=== Goal ===
Count every line where "frac" shows up, and give that number only.

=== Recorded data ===
::::

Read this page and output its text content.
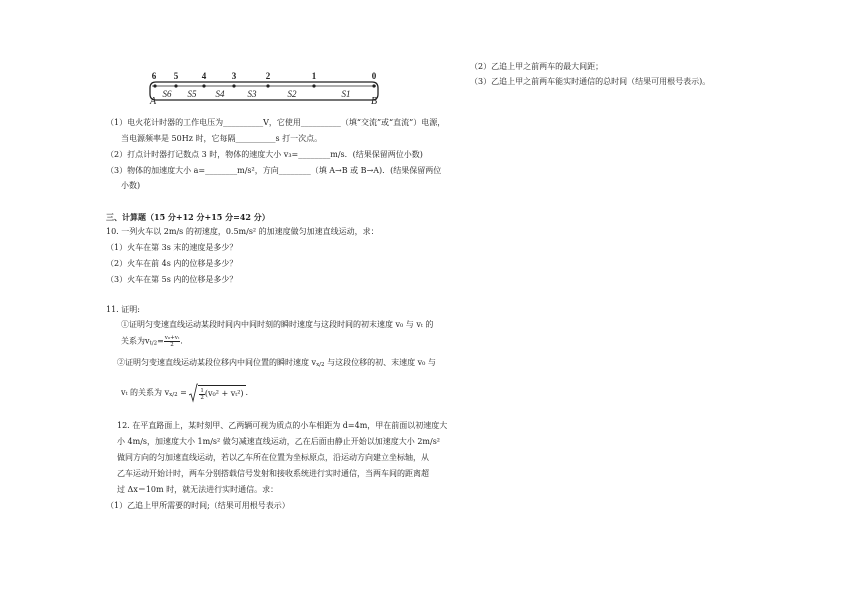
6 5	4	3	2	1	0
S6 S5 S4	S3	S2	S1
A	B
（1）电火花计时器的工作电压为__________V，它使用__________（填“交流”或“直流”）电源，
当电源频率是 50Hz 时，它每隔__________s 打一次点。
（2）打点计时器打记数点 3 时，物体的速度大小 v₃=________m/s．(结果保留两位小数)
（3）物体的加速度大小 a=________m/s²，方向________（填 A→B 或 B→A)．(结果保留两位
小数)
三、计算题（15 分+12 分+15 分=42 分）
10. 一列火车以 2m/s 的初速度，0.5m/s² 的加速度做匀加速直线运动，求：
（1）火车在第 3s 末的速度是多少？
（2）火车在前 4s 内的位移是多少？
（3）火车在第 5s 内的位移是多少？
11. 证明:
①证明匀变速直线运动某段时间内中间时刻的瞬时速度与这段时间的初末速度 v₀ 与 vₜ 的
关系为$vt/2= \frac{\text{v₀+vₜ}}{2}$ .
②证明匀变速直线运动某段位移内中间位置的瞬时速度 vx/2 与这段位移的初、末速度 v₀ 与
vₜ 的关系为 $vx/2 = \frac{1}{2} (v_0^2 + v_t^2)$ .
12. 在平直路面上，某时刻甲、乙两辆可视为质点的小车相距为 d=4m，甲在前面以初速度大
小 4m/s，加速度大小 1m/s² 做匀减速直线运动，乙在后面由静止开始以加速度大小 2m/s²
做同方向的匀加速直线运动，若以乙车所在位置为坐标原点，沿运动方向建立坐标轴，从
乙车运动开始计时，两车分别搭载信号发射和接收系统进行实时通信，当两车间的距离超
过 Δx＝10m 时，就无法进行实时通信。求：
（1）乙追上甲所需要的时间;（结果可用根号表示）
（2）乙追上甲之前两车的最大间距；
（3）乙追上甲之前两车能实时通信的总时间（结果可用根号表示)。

::::

=== Exercise output ===
2